• [Given request] Below is a set of records. Repeat all of them exactly.
▼▼▼
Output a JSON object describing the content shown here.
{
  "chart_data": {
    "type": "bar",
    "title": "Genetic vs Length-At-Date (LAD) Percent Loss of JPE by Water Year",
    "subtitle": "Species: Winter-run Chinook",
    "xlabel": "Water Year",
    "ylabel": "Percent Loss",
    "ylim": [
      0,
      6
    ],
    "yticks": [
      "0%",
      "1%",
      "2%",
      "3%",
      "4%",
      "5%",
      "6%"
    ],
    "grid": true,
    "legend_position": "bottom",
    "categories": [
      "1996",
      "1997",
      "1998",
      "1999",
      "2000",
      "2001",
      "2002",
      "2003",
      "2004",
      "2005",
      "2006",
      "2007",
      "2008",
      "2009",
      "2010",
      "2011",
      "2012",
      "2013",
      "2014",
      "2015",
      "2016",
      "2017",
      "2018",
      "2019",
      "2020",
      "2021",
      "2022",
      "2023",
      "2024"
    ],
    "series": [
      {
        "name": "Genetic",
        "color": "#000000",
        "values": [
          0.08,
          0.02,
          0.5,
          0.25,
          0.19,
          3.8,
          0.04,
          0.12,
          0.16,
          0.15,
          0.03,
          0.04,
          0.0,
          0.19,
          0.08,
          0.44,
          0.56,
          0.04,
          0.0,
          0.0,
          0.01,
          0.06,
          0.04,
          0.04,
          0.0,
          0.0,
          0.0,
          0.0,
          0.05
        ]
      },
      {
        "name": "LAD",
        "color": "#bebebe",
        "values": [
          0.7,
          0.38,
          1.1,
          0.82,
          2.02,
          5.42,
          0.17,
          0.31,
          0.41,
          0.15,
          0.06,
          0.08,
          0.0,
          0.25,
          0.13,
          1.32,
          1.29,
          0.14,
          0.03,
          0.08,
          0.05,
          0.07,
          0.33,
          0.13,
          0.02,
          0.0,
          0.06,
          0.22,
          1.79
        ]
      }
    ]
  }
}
▲▲▲
• [Written response]
Output a JSON object describing the content shown here.
{
  "chart_data": {
    "type": "bar",
    "title": "Genetic vs Length-At-Date (LAD) Percent Loss of JPE by Water Year",
    "subtitle": "Species: Winter-run Chinook",
    "xlabel": "Water Year",
    "ylabel": "Percent Loss",
    "ylim": [
      0,
      6
    ],
    "yticks": [
      "0%",
      "1%",
      "2%",
      "3%",
      "4%",
      "5%",
      "6%"
    ],
    "grid": true,
    "legend_position": "bottom",
    "categories": [
      "1996",
      "1997",
      "1998",
      "1999",
      "2000",
      "2001",
      "2002",
      "2003",
      "2004",
      "2005",
      "2006",
      "2007",
      "2008",
      "2009",
      "2010",
      "2011",
      "2012",
      "2013",
      "2014",
      "2015",
      "2016",
      "2017",
      "2018",
      "2019",
      "2020",
      "2021",
      "2022",
      "2023",
      "2024"
    ],
    "series": [
      {
        "name": "Genetic",
        "color": "#000000",
        "values": [
          0.08,
          0.02,
          0.5,
          0.25,
          0.19,
          3.8,
          0.04,
          0.12,
          0.16,
          0.15,
          0.03,
          0.04,
          0.0,
          0.19,
          0.08,
          0.44,
          0.56,
          0.04,
          0.0,
          0.0,
          0.01,
          0.06,
          0.04,
          0.04,
          0.0,
          0.0,
          0.0,
          0.0,
          0.05
        ]
      },
      {
        "name": "LAD",
        "color": "#bebebe",
        "values": [
          0.7,
          0.38,
          1.1,
          0.82,
          2.02,
          5.42,
          0.17,
          0.31,
          0.41,
          0.15,
          0.06,
          0.08,
          0.0,
          0.25,
          0.13,
          1.32,
          1.29,
          0.14,
          0.03,
          0.08,
          0.05,
          0.07,
          0.33,
          0.13,
          0.02,
          0.0,
          0.06,
          0.22,
          1.79
        ]
      }
    ]
  }
}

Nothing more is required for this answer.